== PROVIDED INFORMATION

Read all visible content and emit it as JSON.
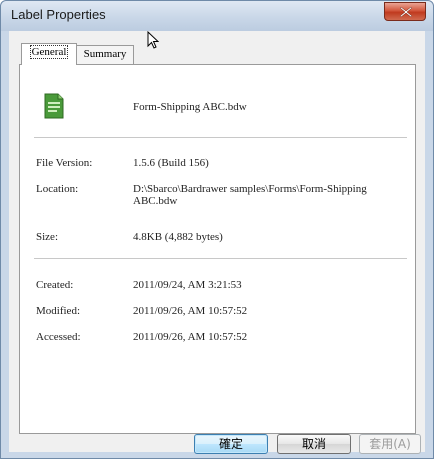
{
  "window": {
    "title": "Label Properties"
  },
  "tabs": [
    {
      "label": "General",
      "active": true
    },
    {
      "label": "Summary",
      "active": false
    }
  ],
  "file": {
    "icon": "bartender-document-icon",
    "name": "Form-Shipping ABC.bdw"
  },
  "details": {
    "version_label": "File Version:",
    "version_value": "1.5.6 (Build 156)",
    "location_label": "Location:",
    "location_line1": "D:\\Sbarco\\Bardrawer samples\\Forms\\Form-Shipping",
    "location_line2": "ABC.bdw",
    "size_label": "Size:",
    "size_value": "4.8KB (4,882 bytes)"
  },
  "dates": {
    "created_label": "Created:",
    "created_value": "2011/09/24, AM 3:21:53",
    "modified_label": "Modified:",
    "modified_value": "2011/09/26, AM 10:57:52",
    "accessed_label": "Accessed:",
    "accessed_value": "2011/09/26, AM 10:57:52"
  },
  "buttons": {
    "ok": "確定",
    "cancel": "取消",
    "apply": "套用(A)"
  },
  "colors": {
    "title_bar": "#c9d7e8",
    "close_button": "#c8452a",
    "ok_border": "#3c7fb1"
  }
}
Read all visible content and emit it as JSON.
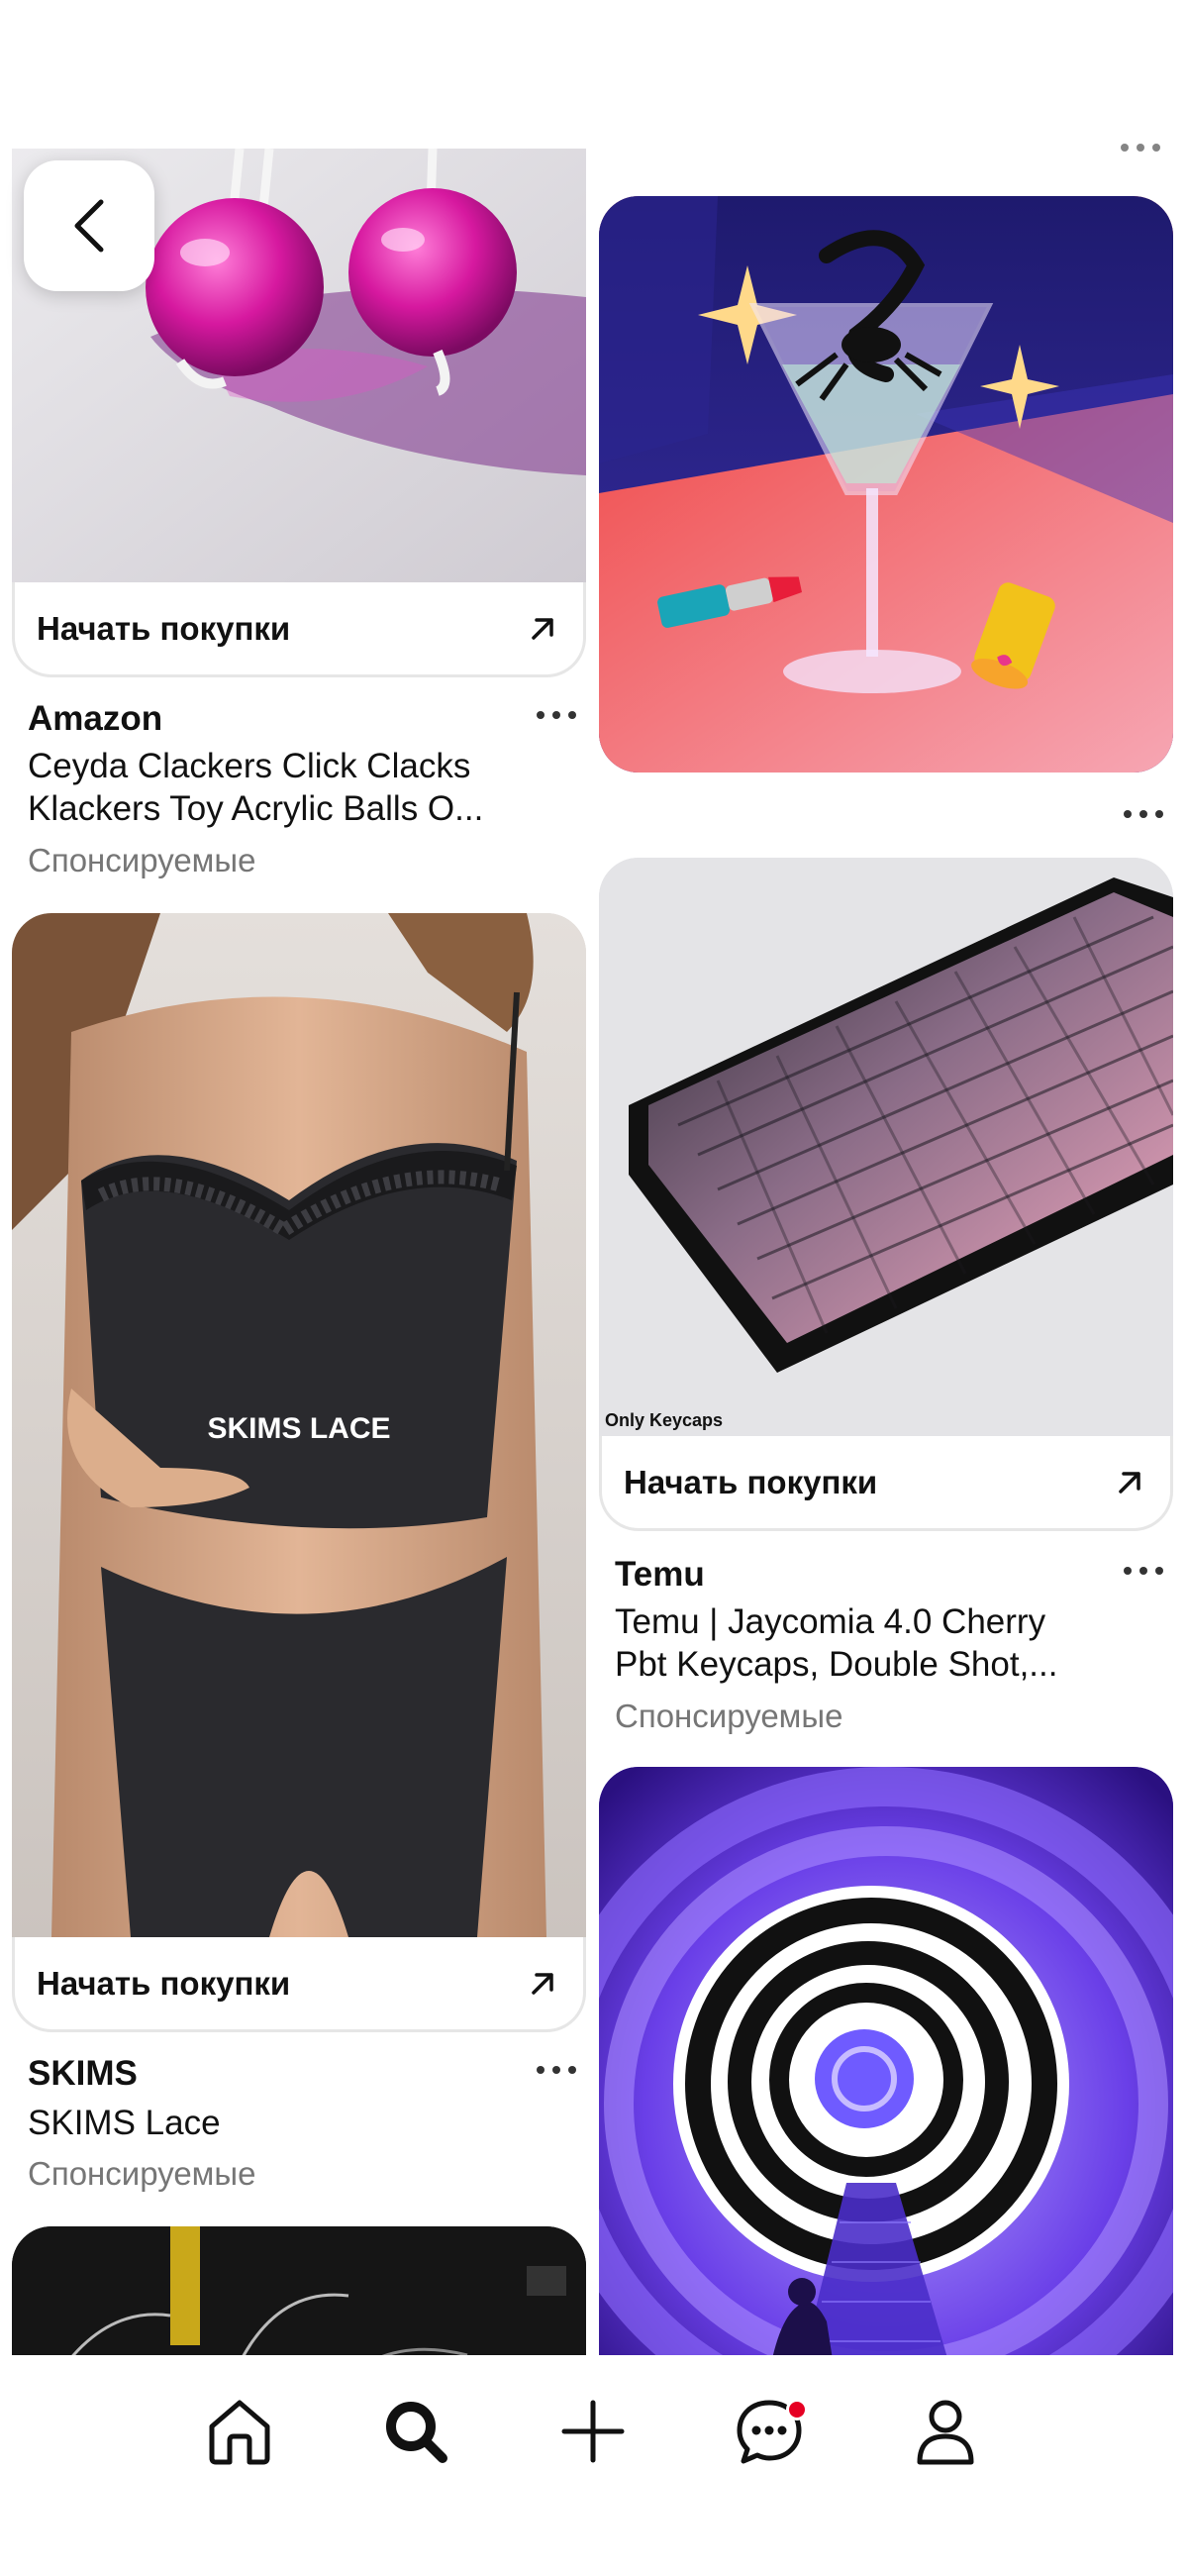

====

*YOUR INSTRUCTIONS*. Without the pictures, restate each entry exactly.

*ANSWER TO THIS TASK*.
Read all visible content and emit it as JSON.
{
  "window": {
    "title": "Label Properties"
  },
  "tabs": [
    {
      "label": "General",
      "active": true
    },
    {
      "label": "Summary",
      "active": false
    }
  ],
  "file": {
    "icon": "bartender-document-icon",
    "name": "Form-Shipping ABC.bdw"
  },
  "details": {
    "version_label": "File Version:",
    "version_value": "1.5.6 (Build 156)",
    "location_label": "Location:",
    "location_line1": "D:\\Sbarco\\Bardrawer samples\\Forms\\Form-Shipping",
    "location_line2": "ABC.bdw",
    "size_label": "Size:",
    "size_value": "4.8KB (4,882 bytes)"
  },
  "dates": {
    "created_label": "Created:",
    "created_value": "2011/09/24, AM 3:21:53",
    "modified_label": "Modified:",
    "modified_value": "2011/09/26, AM 10:57:52",
    "accessed_label": "Accessed:",
    "accessed_value": "2011/09/26, AM 10:57:52"
  },
  "buttons": {
    "ok": "確定",
    "cancel": "取消",
    "apply": "套用(A)"
  },
  "colors": {
    "title_bar": "#c9d7e8",
    "close_button": "#c8452a",
    "ok_border": "#3c7fb1"
  }
}
Read all visible content and emit it as JSON.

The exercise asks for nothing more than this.